Extracts from a graphics dataset:
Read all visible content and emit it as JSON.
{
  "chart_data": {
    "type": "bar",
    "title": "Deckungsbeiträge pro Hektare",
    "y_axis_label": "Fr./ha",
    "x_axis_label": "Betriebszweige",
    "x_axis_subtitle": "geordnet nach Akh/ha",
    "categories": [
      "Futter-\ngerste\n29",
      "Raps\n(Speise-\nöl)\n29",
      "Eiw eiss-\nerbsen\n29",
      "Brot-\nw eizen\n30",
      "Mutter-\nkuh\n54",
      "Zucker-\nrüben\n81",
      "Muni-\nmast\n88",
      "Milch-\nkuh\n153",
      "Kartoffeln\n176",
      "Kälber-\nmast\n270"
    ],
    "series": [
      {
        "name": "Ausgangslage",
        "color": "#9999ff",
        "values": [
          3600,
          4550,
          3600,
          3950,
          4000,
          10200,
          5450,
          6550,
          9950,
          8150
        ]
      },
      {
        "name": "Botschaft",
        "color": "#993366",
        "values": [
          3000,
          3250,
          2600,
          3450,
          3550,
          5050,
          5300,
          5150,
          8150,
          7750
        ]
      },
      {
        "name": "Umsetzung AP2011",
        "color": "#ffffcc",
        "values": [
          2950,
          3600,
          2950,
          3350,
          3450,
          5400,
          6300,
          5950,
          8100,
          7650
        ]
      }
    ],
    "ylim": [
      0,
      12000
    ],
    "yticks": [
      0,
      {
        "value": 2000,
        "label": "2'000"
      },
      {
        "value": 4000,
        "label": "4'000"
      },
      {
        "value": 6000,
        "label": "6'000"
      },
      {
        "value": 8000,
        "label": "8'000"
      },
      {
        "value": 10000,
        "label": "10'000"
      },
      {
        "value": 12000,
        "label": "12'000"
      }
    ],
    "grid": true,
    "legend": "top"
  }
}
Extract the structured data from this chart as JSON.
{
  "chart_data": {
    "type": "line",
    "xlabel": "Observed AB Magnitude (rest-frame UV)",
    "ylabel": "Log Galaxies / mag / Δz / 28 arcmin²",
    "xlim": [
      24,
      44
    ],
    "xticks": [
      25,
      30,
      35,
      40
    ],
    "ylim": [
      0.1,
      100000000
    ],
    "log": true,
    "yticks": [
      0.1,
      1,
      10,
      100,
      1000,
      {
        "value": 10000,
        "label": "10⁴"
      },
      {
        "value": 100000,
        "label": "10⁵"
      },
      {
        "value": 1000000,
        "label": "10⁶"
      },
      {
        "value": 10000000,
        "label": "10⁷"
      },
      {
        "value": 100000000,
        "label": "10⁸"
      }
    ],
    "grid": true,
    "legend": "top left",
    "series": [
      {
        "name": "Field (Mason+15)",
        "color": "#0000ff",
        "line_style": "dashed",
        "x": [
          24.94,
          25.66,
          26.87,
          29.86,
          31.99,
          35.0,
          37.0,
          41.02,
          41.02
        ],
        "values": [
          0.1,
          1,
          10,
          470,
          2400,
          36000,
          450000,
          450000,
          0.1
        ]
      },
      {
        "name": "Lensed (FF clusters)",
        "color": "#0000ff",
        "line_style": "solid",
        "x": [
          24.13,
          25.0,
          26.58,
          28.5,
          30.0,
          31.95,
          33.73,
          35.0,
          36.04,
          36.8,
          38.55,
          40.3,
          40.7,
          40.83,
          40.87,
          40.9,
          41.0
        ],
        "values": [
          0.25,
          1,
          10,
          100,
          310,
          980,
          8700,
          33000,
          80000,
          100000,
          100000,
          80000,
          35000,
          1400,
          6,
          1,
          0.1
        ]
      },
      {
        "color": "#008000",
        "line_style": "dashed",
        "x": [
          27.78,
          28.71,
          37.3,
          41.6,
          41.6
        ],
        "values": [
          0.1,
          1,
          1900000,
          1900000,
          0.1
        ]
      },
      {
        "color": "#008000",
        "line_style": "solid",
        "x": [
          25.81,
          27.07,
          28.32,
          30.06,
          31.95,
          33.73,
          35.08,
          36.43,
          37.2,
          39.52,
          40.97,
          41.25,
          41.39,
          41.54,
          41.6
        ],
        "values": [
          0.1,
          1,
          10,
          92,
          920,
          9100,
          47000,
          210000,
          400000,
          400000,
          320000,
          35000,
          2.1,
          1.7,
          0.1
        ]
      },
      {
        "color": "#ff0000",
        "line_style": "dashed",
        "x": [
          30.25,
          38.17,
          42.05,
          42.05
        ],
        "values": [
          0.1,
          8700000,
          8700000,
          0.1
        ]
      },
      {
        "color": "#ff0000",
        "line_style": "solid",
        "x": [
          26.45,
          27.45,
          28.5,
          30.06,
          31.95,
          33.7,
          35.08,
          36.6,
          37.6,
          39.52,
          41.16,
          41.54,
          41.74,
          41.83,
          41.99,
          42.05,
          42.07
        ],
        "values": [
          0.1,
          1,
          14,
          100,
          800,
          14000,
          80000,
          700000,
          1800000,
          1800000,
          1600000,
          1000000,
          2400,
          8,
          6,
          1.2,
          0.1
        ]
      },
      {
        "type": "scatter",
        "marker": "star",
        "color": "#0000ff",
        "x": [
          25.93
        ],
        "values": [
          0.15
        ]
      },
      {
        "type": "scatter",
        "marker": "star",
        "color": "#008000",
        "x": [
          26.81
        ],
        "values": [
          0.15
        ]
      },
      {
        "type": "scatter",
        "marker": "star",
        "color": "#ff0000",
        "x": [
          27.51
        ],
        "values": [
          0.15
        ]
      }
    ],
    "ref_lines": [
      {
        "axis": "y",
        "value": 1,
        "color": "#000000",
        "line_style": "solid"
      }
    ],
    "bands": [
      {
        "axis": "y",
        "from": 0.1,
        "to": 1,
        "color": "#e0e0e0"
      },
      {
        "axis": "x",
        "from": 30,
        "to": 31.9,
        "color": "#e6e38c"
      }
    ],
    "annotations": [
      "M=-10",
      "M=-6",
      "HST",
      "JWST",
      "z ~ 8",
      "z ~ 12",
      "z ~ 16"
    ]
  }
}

_Work to be completed:_ Print all of the entries again, exactly as written.

_Reply to the exercise:_
Read all visible content and emit it as JSON.
{
  "chart_data": {
    "type": "bar",
    "title": "Deckungsbeiträge pro Hektare",
    "y_axis_label": "Fr./ha",
    "x_axis_label": "Betriebszweige",
    "x_axis_subtitle": "geordnet nach Akh/ha",
    "categories": [
      "Futter-\ngerste\n29",
      "Raps\n(Speise-\nöl)\n29",
      "Eiw eiss-\nerbsen\n29",
      "Brot-\nw eizen\n30",
      "Mutter-\nkuh\n54",
      "Zucker-\nrüben\n81",
      "Muni-\nmast\n88",
      "Milch-\nkuh\n153",
      "Kartoffeln\n176",
      "Kälber-\nmast\n270"
    ],
    "series": [
      {
        "name": "Ausgangslage",
        "color": "#9999ff",
        "values": [
          3600,
          4550,
          3600,
          3950,
          4000,
          10200,
          5450,
          6550,
          9950,
          8150
        ]
      },
      {
        "name": "Botschaft",
        "color": "#993366",
        "values": [
          3000,
          3250,
          2600,
          3450,
          3550,
          5050,
          5300,
          5150,
          8150,
          7750
        ]
      },
      {
        "name": "Umsetzung AP2011",
        "color": "#ffffcc",
        "values": [
          2950,
          3600,
          2950,
          3350,
          3450,
          5400,
          6300,
          5950,
          8100,
          7650
        ]
      }
    ],
    "ylim": [
      0,
      12000
    ],
    "yticks": [
      0,
      {
        "value": 2000,
        "label": "2'000"
      },
      {
        "value": 4000,
        "label": "4'000"
      },
      {
        "value": 6000,
        "label": "6'000"
      },
      {
        "value": 8000,
        "label": "8'000"
      },
      {
        "value": 10000,
        "label": "10'000"
      },
      {
        "value": 12000,
        "label": "12'000"
      }
    ],
    "grid": true,
    "legend": "top"
  }
}
Extract the structured data from this chart as JSON.
{
  "chart_data": {
    "type": "line",
    "xlabel": "Observed AB Magnitude (rest-frame UV)",
    "ylabel": "Log Galaxies / mag / Δz / 28 arcmin²",
    "xlim": [
      24,
      44
    ],
    "xticks": [
      25,
      30,
      35,
      40
    ],
    "ylim": [
      0.1,
      100000000
    ],
    "log": true,
    "yticks": [
      0.1,
      1,
      10,
      100,
      1000,
      {
        "value": 10000,
        "label": "10⁴"
      },
      {
        "value": 100000,
        "label": "10⁵"
      },
      {
        "value": 1000000,
        "label": "10⁶"
      },
      {
        "value": 10000000,
        "label": "10⁷"
      },
      {
        "value": 100000000,
        "label": "10⁸"
      }
    ],
    "grid": true,
    "legend": "top left",
    "series": [
      {
        "name": "Field (Mason+15)",
        "color": "#0000ff",
        "line_style": "dashed",
        "x": [
          24.94,
          25.66,
          26.87,
          29.86,
          31.99,
          35.0,
          37.0,
          41.02,
          41.02
        ],
        "values": [
          0.1,
          1,
          10,
          470,
          2400,
          36000,
          450000,
          450000,
          0.1
        ]
      },
      {
        "name": "Lensed (FF clusters)",
        "color": "#0000ff",
        "line_style": "solid",
        "x": [
          24.13,
          25.0,
          26.58,
          28.5,
          30.0,
          31.95,
          33.73,
          35.0,
          36.04,
          36.8,
          38.55,
          40.3,
          40.7,
          40.83,
          40.87,
          40.9,
          41.0
        ],
        "values": [
          0.25,
          1,
          10,
          100,
          310,
          980,
          8700,
          33000,
          80000,
          100000,
          100000,
          80000,
          35000,
          1400,
          6,
          1,
          0.1
        ]
      },
      {
        "color": "#008000",
        "line_style": "dashed",
        "x": [
          27.78,
          28.71,
          37.3,
          41.6,
          41.6
        ],
        "values": [
          0.1,
          1,
          1900000,
          1900000,
          0.1
        ]
      },
      {
        "color": "#008000",
        "line_style": "solid",
        "x": [
          25.81,
          27.07,
          28.32,
          30.06,
          31.95,
          33.73,
          35.08,
          36.43,
          37.2,
          39.52,
          40.97,
          41.25,
          41.39,
          41.54,
          41.6
        ],
        "values": [
          0.1,
          1,
          10,
          92,
          920,
          9100,
          47000,
          210000,
          400000,
          400000,
          320000,
          35000,
          2.1,
          1.7,
          0.1
        ]
      },
      {
        "color": "#ff0000",
        "line_style": "dashed",
        "x": [
          30.25,
          38.17,
          42.05,
          42.05
        ],
        "values": [
          0.1,
          8700000,
          8700000,
          0.1
        ]
      },
      {
        "color": "#ff0000",
        "line_style": "solid",
        "x": [
          26.45,
          27.45,
          28.5,
          30.06,
          31.95,
          33.7,
          35.08,
          36.6,
          37.6,
          39.52,
          41.16,
          41.54,
          41.74,
          41.83,
          41.99,
          42.05,
          42.07
        ],
        "values": [
          0.1,
          1,
          14,
          100,
          800,
          14000,
          80000,
          700000,
          1800000,
          1800000,
          1600000,
          1000000,
          2400,
          8,
          6,
          1.2,
          0.1
        ]
      },
      {
        "type": "scatter",
        "marker": "star",
        "color": "#0000ff",
        "x": [
          25.93
        ],
        "values": [
          0.15
        ]
      },
      {
        "type": "scatter",
        "marker": "star",
        "color": "#008000",
        "x": [
          26.81
        ],
        "values": [
          0.15
        ]
      },
      {
        "type": "scatter",
        "marker": "star",
        "color": "#ff0000",
        "x": [
          27.51
        ],
        "values": [
          0.15
        ]
      }
    ],
    "ref_lines": [
      {
        "axis": "y",
        "value": 1,
        "color": "#000000",
        "line_style": "solid"
      }
    ],
    "bands": [
      {
        "axis": "y",
        "from": 0.1,
        "to": 1,
        "color": "#e0e0e0"
      },
      {
        "axis": "x",
        "from": 30,
        "to": 31.9,
        "color": "#e6e38c"
      }
    ],
    "annotations": [
      "M=-10",
      "M=-6",
      "HST",
      "JWST",
      "z ~ 8",
      "z ~ 12",
      "z ~ 16"
    ]
  }
}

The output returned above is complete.